**TASK OBJECTIVE:** Copy all of the material below exactly.

* Begin GIVEN DATA *

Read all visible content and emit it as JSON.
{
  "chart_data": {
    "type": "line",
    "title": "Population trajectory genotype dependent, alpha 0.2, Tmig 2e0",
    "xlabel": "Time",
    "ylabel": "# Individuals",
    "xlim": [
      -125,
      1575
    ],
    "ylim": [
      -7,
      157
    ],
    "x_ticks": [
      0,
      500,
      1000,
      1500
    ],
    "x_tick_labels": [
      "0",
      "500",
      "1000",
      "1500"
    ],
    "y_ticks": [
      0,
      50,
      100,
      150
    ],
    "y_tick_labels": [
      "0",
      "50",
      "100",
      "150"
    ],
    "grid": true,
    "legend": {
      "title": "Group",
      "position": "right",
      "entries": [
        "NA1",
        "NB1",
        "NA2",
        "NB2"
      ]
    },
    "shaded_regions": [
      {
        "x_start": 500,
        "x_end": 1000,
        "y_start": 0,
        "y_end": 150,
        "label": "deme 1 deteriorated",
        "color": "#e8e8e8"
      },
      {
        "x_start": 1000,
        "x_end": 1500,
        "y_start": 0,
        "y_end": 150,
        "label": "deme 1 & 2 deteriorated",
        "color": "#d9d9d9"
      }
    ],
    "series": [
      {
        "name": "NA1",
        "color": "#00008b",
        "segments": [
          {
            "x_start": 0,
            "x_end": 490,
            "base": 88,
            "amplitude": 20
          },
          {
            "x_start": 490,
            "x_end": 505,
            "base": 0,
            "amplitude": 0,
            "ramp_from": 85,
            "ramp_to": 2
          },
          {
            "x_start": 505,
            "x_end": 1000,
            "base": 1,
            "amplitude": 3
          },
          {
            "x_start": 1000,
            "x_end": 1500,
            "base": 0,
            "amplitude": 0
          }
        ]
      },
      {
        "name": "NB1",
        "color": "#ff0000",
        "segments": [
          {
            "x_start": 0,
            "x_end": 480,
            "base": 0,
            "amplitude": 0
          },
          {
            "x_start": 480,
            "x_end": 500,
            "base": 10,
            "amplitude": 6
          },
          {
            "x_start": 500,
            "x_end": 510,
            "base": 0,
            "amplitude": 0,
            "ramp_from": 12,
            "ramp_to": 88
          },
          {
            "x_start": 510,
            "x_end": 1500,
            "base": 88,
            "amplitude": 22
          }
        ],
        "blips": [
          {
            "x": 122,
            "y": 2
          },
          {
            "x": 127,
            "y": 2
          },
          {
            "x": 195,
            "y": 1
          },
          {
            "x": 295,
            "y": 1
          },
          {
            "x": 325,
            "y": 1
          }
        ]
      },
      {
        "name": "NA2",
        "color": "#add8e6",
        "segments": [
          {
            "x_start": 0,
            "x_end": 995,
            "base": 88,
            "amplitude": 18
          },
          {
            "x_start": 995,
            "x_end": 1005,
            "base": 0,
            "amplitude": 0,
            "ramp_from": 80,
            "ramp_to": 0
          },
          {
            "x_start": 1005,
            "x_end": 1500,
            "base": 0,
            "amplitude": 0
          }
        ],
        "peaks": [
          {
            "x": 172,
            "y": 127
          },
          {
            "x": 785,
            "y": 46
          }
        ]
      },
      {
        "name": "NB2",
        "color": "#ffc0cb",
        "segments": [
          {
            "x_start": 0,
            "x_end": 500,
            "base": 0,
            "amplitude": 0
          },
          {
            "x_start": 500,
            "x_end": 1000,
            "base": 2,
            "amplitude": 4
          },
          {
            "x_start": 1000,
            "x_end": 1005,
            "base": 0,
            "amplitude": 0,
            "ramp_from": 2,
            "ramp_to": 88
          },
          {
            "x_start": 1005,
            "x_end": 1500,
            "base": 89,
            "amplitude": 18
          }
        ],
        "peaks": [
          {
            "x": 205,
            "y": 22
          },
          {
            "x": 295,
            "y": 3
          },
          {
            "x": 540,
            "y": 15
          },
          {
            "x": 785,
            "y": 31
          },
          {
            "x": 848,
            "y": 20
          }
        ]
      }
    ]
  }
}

* End GIVEN DATA *

**RESPONSE TO THE TASK:**
Read all visible content and emit it as JSON.
{
  "chart_data": {
    "type": "line",
    "title": "Population trajectory genotype dependent, alpha 0.2, Tmig 2e0",
    "xlabel": "Time",
    "ylabel": "# Individuals",
    "xlim": [
      -125,
      1575
    ],
    "ylim": [
      -7,
      157
    ],
    "x_ticks": [
      0,
      500,
      1000,
      1500
    ],
    "x_tick_labels": [
      "0",
      "500",
      "1000",
      "1500"
    ],
    "y_ticks": [
      0,
      50,
      100,
      150
    ],
    "y_tick_labels": [
      "0",
      "50",
      "100",
      "150"
    ],
    "grid": true,
    "legend": {
      "title": "Group",
      "position": "right",
      "entries": [
        "NA1",
        "NB1",
        "NA2",
        "NB2"
      ]
    },
    "shaded_regions": [
      {
        "x_start": 500,
        "x_end": 1000,
        "y_start": 0,
        "y_end": 150,
        "label": "deme 1 deteriorated",
        "color": "#e8e8e8"
      },
      {
        "x_start": 1000,
        "x_end": 1500,
        "y_start": 0,
        "y_end": 150,
        "label": "deme 1 & 2 deteriorated",
        "color": "#d9d9d9"
      }
    ],
    "series": [
      {
        "name": "NA1",
        "color": "#00008b",
        "segments": [
          {
            "x_start": 0,
            "x_end": 490,
            "base": 88,
            "amplitude": 20
          },
          {
            "x_start": 490,
            "x_end": 505,
            "base": 0,
            "amplitude": 0,
            "ramp_from": 85,
            "ramp_to": 2
          },
          {
            "x_start": 505,
            "x_end": 1000,
            "base": 1,
            "amplitude": 3
          },
          {
            "x_start": 1000,
            "x_end": 1500,
            "base": 0,
            "amplitude": 0
          }
        ]
      },
      {
        "name": "NB1",
        "color": "#ff0000",
        "segments": [
          {
            "x_start": 0,
            "x_end": 480,
            "base": 0,
            "amplitude": 0
          },
          {
            "x_start": 480,
            "x_end": 500,
            "base": 10,
            "amplitude": 6
          },
          {
            "x_start": 500,
            "x_end": 510,
            "base": 0,
            "amplitude": 0,
            "ramp_from": 12,
            "ramp_to": 88
          },
          {
            "x_start": 510,
            "x_end": 1500,
            "base": 88,
            "amplitude": 22
          }
        ],
        "blips": [
          {
            "x": 122,
            "y": 2
          },
          {
            "x": 127,
            "y": 2
          },
          {
            "x": 195,
            "y": 1
          },
          {
            "x": 295,
            "y": 1
          },
          {
            "x": 325,
            "y": 1
          }
        ]
      },
      {
        "name": "NA2",
        "color": "#add8e6",
        "segments": [
          {
            "x_start": 0,
            "x_end": 995,
            "base": 88,
            "amplitude": 18
          },
          {
            "x_start": 995,
            "x_end": 1005,
            "base": 0,
            "amplitude": 0,
            "ramp_from": 80,
            "ramp_to": 0
          },
          {
            "x_start": 1005,
            "x_end": 1500,
            "base": 0,
            "amplitude": 0
          }
        ],
        "peaks": [
          {
            "x": 172,
            "y": 127
          },
          {
            "x": 785,
            "y": 46
          }
        ]
      },
      {
        "name": "NB2",
        "color": "#ffc0cb",
        "segments": [
          {
            "x_start": 0,
            "x_end": 500,
            "base": 0,
            "amplitude": 0
          },
          {
            "x_start": 500,
            "x_end": 1000,
            "base": 2,
            "amplitude": 4
          },
          {
            "x_start": 1000,
            "x_end": 1005,
            "base": 0,
            "amplitude": 0,
            "ramp_from": 2,
            "ramp_to": 88
          },
          {
            "x_start": 1005,
            "x_end": 1500,
            "base": 89,
            "amplitude": 18
          }
        ],
        "peaks": [
          {
            "x": 205,
            "y": 22
          },
          {
            "x": 295,
            "y": 3
          },
          {
            "x": 540,
            "y": 15
          },
          {
            "x": 785,
            "y": 31
          },
          {
            "x": 848,
            "y": 20
          }
        ]
      }
    ]
  }
}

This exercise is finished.